Records shown:
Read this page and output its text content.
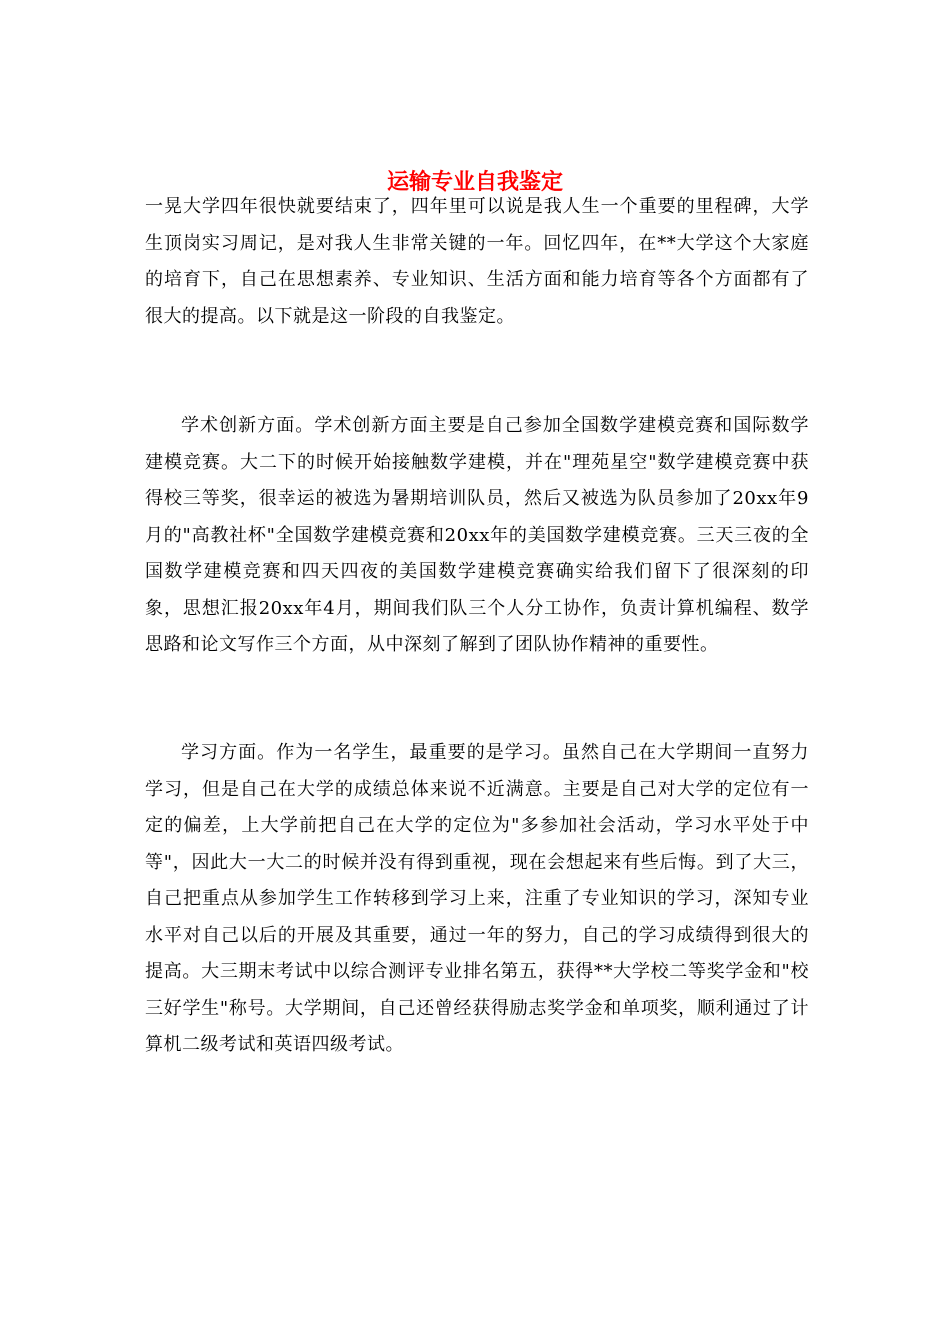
运输专业自我鉴定

一晃大学四年很快就要结束了，四年里可以说是我人生一个重要的里程碑，大学生顶岗实习周记，是对我人生非常关键的一年。回忆四年，在**大学这个大家庭的培育下，自己在思想素养、专业知识、生活方面和能力培育等各个方面都有了很大的提高。以下就是这一阶段的自我鉴定。

学术创新方面。学术创新方面主要是自己参加全国数学建模竞赛和国际数学建模竞赛。大二下的时候开始接触数学建模，并在"理苑星空"数学建模竞赛中获得校三等奖，很幸运的被选为暑期培训队员，然后又被选为队员参加了20xx年9月的"高教社杯"全国数学建模竞赛和20xx年的美国数学建模竞赛。三天三夜的全国数学建模竞赛和四天四夜的美国数学建模竞赛确实给我们留下了很深刻的印象，思想汇报20xx年4月，期间我们队三个人分工协作，负责计算机编程、数学思路和论文写作三个方面，从中深刻了解到了团队协作精神的重要性。

学习方面。作为一名学生，最重要的是学习。虽然自己在大学期间一直努力学习，但是自己在大学的成绩总体来说不近满意。主要是自己对大学的定位有一定的偏差，上大学前把自己在大学的定位为"多参加社会活动，学习水平处于中等"，因此大一大二的时候并没有得到重视，现在会想起来有些后悔。到了大三，自己把重点从参加学生工作转移到学习上来，注重了专业知识的学习，深知专业水平对自己以后的开展及其重要，通过一年的努力，自己的学习成绩得到很大的提高。大三期末考试中以综合测评专业排名第五，获得**大学校二等奖学金和"校三好学生"称号。大学期间，自己还曾经获得励志奖学金和单项奖，顺利通过了计算机二级考试和英语四级考试。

Exercise: Print all of the entries word for word. Skip any images they contain.

Answer:
Read this page and output its text content.
运输专业自我鉴定

一晃大学四年很快就要结束了，四年里可以说是我人生一个重要的里程碑，大学生顶岗实习周记，是对我人生非常关键的一年。回忆四年，在**大学这个大家庭的培育下，自己在思想素养、专业知识、生活方面和能力培育等各个方面都有了很大的提高。以下就是这一阶段的自我鉴定。

学术创新方面。学术创新方面主要是自己参加全国数学建模竞赛和国际数学建模竞赛。大二下的时候开始接触数学建模，并在"理苑星空"数学建模竞赛中获得校三等奖，很幸运的被选为暑期培训队员，然后又被选为队员参加了20xx年9月的"高教社杯"全国数学建模竞赛和20xx年的美国数学建模竞赛。三天三夜的全国数学建模竞赛和四天四夜的美国数学建模竞赛确实给我们留下了很深刻的印象，思想汇报20xx年4月，期间我们队三个人分工协作，负责计算机编程、数学思路和论文写作三个方面，从中深刻了解到了团队协作精神的重要性。

学习方面。作为一名学生，最重要的是学习。虽然自己在大学期间一直努力学习，但是自己在大学的成绩总体来说不近满意。主要是自己对大学的定位有一定的偏差，上大学前把自己在大学的定位为"多参加社会活动，学习水平处于中等"，因此大一大二的时候并没有得到重视，现在会想起来有些后悔。到了大三，自己把重点从参加学生工作转移到学习上来，注重了专业知识的学习，深知专业水平对自己以后的开展及其重要，通过一年的努力，自己的学习成绩得到很大的提高。大三期末考试中以综合测评专业排名第五，获得**大学校二等奖学金和"校三好学生"称号。大学期间，自己还曾经获得励志奖学金和单项奖，顺利通过了计算机二级考试和英语四级考试。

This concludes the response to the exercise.